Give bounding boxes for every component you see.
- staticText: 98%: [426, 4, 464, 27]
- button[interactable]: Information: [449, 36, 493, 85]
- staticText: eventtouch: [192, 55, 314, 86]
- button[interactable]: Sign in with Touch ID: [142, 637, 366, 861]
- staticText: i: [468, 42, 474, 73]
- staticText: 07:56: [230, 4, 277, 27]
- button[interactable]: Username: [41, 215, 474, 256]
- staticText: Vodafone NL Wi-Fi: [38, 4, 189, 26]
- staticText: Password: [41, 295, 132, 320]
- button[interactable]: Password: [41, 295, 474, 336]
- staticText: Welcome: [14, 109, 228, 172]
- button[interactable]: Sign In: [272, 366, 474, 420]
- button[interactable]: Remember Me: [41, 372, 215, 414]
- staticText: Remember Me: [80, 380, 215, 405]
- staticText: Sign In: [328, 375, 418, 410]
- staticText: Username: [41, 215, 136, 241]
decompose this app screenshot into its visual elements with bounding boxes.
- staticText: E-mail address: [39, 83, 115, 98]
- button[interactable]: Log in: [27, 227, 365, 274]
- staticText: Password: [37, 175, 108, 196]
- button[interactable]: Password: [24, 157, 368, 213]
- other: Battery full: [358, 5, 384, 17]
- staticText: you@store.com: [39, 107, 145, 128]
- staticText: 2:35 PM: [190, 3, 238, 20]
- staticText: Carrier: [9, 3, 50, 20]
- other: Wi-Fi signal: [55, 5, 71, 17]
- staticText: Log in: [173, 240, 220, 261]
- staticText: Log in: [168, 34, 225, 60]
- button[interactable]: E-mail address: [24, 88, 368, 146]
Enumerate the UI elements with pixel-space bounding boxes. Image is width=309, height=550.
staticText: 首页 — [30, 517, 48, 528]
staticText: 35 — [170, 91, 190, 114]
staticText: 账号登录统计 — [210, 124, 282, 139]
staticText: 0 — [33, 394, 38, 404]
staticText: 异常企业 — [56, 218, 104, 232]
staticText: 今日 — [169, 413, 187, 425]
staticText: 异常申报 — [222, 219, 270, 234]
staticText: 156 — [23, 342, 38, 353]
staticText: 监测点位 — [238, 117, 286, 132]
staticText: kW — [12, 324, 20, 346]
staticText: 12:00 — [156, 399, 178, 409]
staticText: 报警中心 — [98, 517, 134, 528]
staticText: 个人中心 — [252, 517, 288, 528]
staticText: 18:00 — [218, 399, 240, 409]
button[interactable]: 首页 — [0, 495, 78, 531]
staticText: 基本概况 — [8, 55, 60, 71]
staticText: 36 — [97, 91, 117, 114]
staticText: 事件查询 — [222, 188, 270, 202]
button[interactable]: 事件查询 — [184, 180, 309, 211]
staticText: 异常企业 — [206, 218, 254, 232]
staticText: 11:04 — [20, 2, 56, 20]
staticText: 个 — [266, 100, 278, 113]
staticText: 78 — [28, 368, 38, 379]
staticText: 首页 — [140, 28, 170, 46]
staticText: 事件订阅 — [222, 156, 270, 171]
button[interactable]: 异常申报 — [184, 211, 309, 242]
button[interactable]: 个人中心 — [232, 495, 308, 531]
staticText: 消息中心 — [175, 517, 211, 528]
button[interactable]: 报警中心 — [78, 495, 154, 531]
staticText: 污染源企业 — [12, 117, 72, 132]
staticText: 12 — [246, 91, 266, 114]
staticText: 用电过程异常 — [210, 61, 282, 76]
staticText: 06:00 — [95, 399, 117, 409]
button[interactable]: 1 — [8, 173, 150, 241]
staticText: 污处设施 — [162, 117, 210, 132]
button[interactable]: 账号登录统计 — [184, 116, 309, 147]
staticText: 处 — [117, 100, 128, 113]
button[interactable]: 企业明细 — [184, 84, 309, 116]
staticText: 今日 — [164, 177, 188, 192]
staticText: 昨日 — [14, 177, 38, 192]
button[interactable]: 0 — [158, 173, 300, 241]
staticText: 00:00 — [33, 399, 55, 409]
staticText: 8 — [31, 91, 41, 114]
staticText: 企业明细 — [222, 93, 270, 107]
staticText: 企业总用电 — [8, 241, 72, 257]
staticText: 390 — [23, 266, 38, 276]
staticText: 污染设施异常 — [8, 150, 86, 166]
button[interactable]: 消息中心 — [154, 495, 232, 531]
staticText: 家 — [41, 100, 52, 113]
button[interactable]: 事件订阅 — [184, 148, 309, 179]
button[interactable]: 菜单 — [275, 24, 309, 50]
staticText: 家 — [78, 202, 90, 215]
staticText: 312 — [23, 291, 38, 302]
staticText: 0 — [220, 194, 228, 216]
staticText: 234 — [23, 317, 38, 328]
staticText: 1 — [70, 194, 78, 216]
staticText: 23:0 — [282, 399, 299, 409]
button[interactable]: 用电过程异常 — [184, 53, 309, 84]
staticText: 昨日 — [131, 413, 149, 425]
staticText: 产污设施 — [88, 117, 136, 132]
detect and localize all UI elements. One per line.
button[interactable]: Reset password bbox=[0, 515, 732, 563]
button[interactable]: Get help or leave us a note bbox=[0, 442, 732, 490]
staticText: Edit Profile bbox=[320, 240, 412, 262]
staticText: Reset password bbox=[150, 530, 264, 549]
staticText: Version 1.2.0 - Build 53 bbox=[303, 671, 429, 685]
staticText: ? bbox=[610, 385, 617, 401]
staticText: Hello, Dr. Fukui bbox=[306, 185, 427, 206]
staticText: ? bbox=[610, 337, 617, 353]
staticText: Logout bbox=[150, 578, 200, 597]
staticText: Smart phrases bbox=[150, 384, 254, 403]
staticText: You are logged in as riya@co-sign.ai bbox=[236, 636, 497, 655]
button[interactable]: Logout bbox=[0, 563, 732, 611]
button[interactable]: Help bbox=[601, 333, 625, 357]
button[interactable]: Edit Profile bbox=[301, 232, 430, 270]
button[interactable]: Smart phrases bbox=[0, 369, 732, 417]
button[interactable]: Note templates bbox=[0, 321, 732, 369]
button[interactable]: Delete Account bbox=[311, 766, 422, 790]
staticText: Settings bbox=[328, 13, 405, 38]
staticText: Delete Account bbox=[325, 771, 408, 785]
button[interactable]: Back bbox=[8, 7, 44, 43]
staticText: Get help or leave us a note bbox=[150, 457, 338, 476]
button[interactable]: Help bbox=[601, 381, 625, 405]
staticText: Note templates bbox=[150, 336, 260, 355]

Problem details:
Write out every row above again, substituting "Stay Signed In" for each occurrence of "Remember Me" and keeping the rest unchanged.

Reply to the task:
Give bounding boxes for every component you see.
- staticText: 98%: [426, 4, 464, 27]
- button[interactable]: Information: [449, 36, 493, 85]
- staticText: eventtouch: [192, 55, 314, 86]
- button[interactable]: Sign in with Touch ID: [142, 637, 366, 861]
- staticText: i: [468, 42, 474, 73]
- staticText: 07:56: [230, 4, 277, 27]
- button[interactable]: Username: [41, 215, 474, 256]
- staticText: Vodafone NL Wi-Fi: [38, 4, 189, 26]
- staticText: Password: [41, 295, 132, 320]
- button[interactable]: Password: [41, 295, 474, 336]
- staticText: Welcome: [14, 109, 228, 172]
- button[interactable]: Sign In: [272, 366, 474, 420]
- button[interactable]: Stay Signed In: [41, 372, 215, 414]
- staticText: Stay Signed In: [80, 380, 215, 405]
- staticText: Sign In: [328, 375, 418, 410]
- staticText: Username: [41, 215, 136, 241]
decompose this app screenshot into its visual elements with bounding boxes.
- staticText: E-mail address: [39, 83, 115, 98]
- button[interactable]: Log in: [27, 227, 365, 274]
- staticText: Password: [37, 175, 108, 196]
- button[interactable]: Password: [24, 157, 368, 213]
- other: Battery full: [358, 5, 384, 17]
- staticText: you@store.com: [39, 107, 145, 128]
- staticText: 2:35 PM: [190, 3, 238, 20]
- staticText: Carrier: [9, 3, 50, 20]
- other: Wi-Fi signal: [55, 5, 71, 17]
- staticText: Log in: [173, 240, 220, 261]
- staticText: Log in: [168, 34, 225, 60]
- button[interactable]: E-mail address: [24, 88, 368, 146]
Enumerate the UI elements with pixel-space bounding boxes. Image is width=309, height=550.
staticText: 首页 — [30, 517, 48, 528]
staticText: 35 — [170, 91, 190, 114]
staticText: 账号登录统计 — [210, 124, 282, 139]
staticText: 0 — [33, 394, 38, 404]
staticText: 异常企业 — [56, 218, 104, 232]
staticText: 今日 — [169, 413, 187, 425]
staticText: 异常申报 — [222, 219, 270, 234]
staticText: 156 — [23, 342, 38, 353]
staticText: 监测点位 — [238, 117, 286, 132]
staticText: kW — [12, 324, 20, 346]
staticText: 12:00 — [156, 399, 178, 409]
staticText: 报警中心 — [98, 517, 134, 528]
staticText: 个人中心 — [252, 517, 288, 528]
staticText: 18:00 — [218, 399, 240, 409]
button[interactable]: 首页 — [0, 495, 78, 531]
staticText: 基本概况 — [8, 55, 60, 71]
staticText: 36 — [97, 91, 117, 114]
staticText: 事件查询 — [222, 188, 270, 202]
button[interactable]: 事件查询 — [184, 180, 309, 211]
staticText: 异常企业 — [206, 218, 254, 232]
staticText: 11:04 — [20, 2, 56, 20]
staticText: 个 — [266, 100, 278, 113]
staticText: 78 — [28, 368, 38, 379]
staticText: 首页 — [140, 28, 170, 46]
staticText: 事件订阅 — [222, 156, 270, 171]
button[interactable]: 异常申报 — [184, 211, 309, 242]
button[interactable]: 个人中心 — [232, 495, 308, 531]
staticText: 消息中心 — [175, 517, 211, 528]
button[interactable]: 报警中心 — [78, 495, 154, 531]
staticText: 污染源企业 — [12, 117, 72, 132]
staticText: 12 — [246, 91, 266, 114]
staticText: 用电过程异常 — [210, 61, 282, 76]
staticText: 06:00 — [95, 399, 117, 409]
button[interactable]: 1 — [8, 173, 150, 241]
staticText: 污处设施 — [162, 117, 210, 132]
button[interactable]: 账号登录统计 — [184, 116, 309, 147]
staticText: 处 — [117, 100, 128, 113]
button[interactable]: 企业明细 — [184, 84, 309, 116]
staticText: 今日 — [164, 177, 188, 192]
staticText: 昨日 — [14, 177, 38, 192]
button[interactable]: 0 — [158, 173, 300, 241]
staticText: 00:00 — [33, 399, 55, 409]
staticText: 8 — [31, 91, 41, 114]
staticText: 企业明细 — [222, 93, 270, 107]
staticText: 企业总用电 — [8, 241, 72, 257]
staticText: 390 — [23, 266, 38, 276]
staticText: 污染设施异常 — [8, 150, 86, 166]
button[interactable]: 消息中心 — [154, 495, 232, 531]
staticText: 家 — [41, 100, 52, 113]
button[interactable]: 事件订阅 — [184, 148, 309, 179]
button[interactable]: 菜单 — [275, 24, 309, 50]
staticText: 家 — [78, 202, 90, 215]
staticText: 312 — [23, 291, 38, 302]
staticText: 0 — [220, 194, 228, 216]
staticText: 234 — [23, 317, 38, 328]
staticText: 1 — [70, 194, 78, 216]
staticText: 23:0 — [282, 399, 299, 409]
button[interactable]: 用电过程异常 — [184, 53, 309, 84]
staticText: 昨日 — [131, 413, 149, 425]
staticText: 产污设施 — [88, 117, 136, 132]
detect and localize all UI elements. One per line.
button[interactable]: Reset password bbox=[0, 515, 732, 563]
button[interactable]: Get help or leave us a note bbox=[0, 442, 732, 490]
staticText: Edit Profile bbox=[320, 240, 412, 262]
staticText: Reset password bbox=[150, 530, 264, 549]
staticText: Version 1.2.0 - Build 53 bbox=[303, 671, 429, 685]
staticText: ? bbox=[610, 385, 617, 401]
staticText: Hello, Dr. Fukui bbox=[306, 185, 427, 206]
staticText: ? bbox=[610, 337, 617, 353]
staticText: Logout bbox=[150, 578, 200, 597]
staticText: Smart phrases bbox=[150, 384, 254, 403]
staticText: You are logged in as riya@co-sign.ai bbox=[236, 636, 497, 655]
button[interactable]: Logout bbox=[0, 563, 732, 611]
button[interactable]: Help bbox=[601, 333, 625, 357]
button[interactable]: Edit Profile bbox=[301, 232, 430, 270]
button[interactable]: Smart phrases bbox=[0, 369, 732, 417]
button[interactable]: Note templates bbox=[0, 321, 732, 369]
button[interactable]: Delete Account bbox=[311, 766, 422, 790]
staticText: Settings bbox=[328, 13, 405, 38]
staticText: Delete Account bbox=[325, 771, 408, 785]
button[interactable]: Back bbox=[8, 7, 44, 43]
staticText: Get help or leave us a note bbox=[150, 457, 338, 476]
button[interactable]: Help bbox=[601, 381, 625, 405]
staticText: Note templates bbox=[150, 336, 260, 355]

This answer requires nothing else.